§ **Goal of the exercise**
Every entry must be given again exactly.

## BEGIN

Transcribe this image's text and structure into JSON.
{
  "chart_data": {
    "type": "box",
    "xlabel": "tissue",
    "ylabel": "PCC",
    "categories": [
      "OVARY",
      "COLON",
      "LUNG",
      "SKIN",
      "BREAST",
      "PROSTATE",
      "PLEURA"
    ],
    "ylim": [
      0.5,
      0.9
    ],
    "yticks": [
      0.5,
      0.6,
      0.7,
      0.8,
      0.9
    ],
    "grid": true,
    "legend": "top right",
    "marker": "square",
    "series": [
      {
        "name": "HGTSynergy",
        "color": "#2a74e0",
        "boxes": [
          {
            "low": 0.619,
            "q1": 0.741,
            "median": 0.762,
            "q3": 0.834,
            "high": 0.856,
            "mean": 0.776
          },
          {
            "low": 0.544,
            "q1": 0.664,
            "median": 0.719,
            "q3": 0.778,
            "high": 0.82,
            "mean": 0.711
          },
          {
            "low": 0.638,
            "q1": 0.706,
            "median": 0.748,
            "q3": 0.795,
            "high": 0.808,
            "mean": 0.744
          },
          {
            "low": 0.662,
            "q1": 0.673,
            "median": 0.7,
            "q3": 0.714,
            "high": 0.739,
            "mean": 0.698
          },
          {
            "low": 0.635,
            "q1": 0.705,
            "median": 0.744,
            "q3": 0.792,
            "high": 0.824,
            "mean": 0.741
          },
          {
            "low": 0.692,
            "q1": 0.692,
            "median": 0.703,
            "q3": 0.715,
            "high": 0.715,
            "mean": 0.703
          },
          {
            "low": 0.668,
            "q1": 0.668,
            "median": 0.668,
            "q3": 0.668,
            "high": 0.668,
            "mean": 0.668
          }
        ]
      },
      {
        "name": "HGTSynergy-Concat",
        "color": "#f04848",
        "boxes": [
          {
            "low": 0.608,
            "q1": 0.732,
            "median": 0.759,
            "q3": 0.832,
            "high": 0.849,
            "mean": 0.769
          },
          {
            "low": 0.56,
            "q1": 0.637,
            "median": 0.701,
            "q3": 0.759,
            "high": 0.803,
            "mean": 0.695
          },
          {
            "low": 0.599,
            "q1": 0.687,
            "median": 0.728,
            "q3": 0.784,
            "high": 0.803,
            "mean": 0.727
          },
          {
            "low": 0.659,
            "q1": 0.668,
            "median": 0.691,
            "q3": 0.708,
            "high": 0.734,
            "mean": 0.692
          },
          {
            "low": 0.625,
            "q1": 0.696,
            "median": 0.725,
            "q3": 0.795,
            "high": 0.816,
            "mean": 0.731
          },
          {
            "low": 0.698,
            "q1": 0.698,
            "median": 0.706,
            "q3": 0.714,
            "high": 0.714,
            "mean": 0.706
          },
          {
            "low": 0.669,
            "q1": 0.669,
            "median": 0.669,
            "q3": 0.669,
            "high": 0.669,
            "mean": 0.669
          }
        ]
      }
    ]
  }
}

## END

§ **Result of this task**
Transcribe this image's text and structure into JSON.
{
  "chart_data": {
    "type": "box",
    "xlabel": "tissue",
    "ylabel": "PCC",
    "categories": [
      "OVARY",
      "COLON",
      "LUNG",
      "SKIN",
      "BREAST",
      "PROSTATE",
      "PLEURA"
    ],
    "ylim": [
      0.5,
      0.9
    ],
    "yticks": [
      0.5,
      0.6,
      0.7,
      0.8,
      0.9
    ],
    "grid": true,
    "legend": "top right",
    "marker": "square",
    "series": [
      {
        "name": "HGTSynergy",
        "color": "#2a74e0",
        "boxes": [
          {
            "low": 0.619,
            "q1": 0.741,
            "median": 0.762,
            "q3": 0.834,
            "high": 0.856,
            "mean": 0.776
          },
          {
            "low": 0.544,
            "q1": 0.664,
            "median": 0.719,
            "q3": 0.778,
            "high": 0.82,
            "mean": 0.711
          },
          {
            "low": 0.638,
            "q1": 0.706,
            "median": 0.748,
            "q3": 0.795,
            "high": 0.808,
            "mean": 0.744
          },
          {
            "low": 0.662,
            "q1": 0.673,
            "median": 0.7,
            "q3": 0.714,
            "high": 0.739,
            "mean": 0.698
          },
          {
            "low": 0.635,
            "q1": 0.705,
            "median": 0.744,
            "q3": 0.792,
            "high": 0.824,
            "mean": 0.741
          },
          {
            "low": 0.692,
            "q1": 0.692,
            "median": 0.703,
            "q3": 0.715,
            "high": 0.715,
            "mean": 0.703
          },
          {
            "low": 0.668,
            "q1": 0.668,
            "median": 0.668,
            "q3": 0.668,
            "high": 0.668,
            "mean": 0.668
          }
        ]
      },
      {
        "name": "HGTSynergy-Concat",
        "color": "#f04848",
        "boxes": [
          {
            "low": 0.608,
            "q1": 0.732,
            "median": 0.759,
            "q3": 0.832,
            "high": 0.849,
            "mean": 0.769
          },
          {
            "low": 0.56,
            "q1": 0.637,
            "median": 0.701,
            "q3": 0.759,
            "high": 0.803,
            "mean": 0.695
          },
          {
            "low": 0.599,
            "q1": 0.687,
            "median": 0.728,
            "q3": 0.784,
            "high": 0.803,
            "mean": 0.727
          },
          {
            "low": 0.659,
            "q1": 0.668,
            "median": 0.691,
            "q3": 0.708,
            "high": 0.734,
            "mean": 0.692
          },
          {
            "low": 0.625,
            "q1": 0.696,
            "median": 0.725,
            "q3": 0.795,
            "high": 0.816,
            "mean": 0.731
          },
          {
            "low": 0.698,
            "q1": 0.698,
            "median": 0.706,
            "q3": 0.714,
            "high": 0.714,
            "mean": 0.706
          },
          {
            "low": 0.669,
            "q1": 0.669,
            "median": 0.669,
            "q3": 0.669,
            "high": 0.669,
            "mean": 0.669
          }
        ]
      }
    ]
  }
}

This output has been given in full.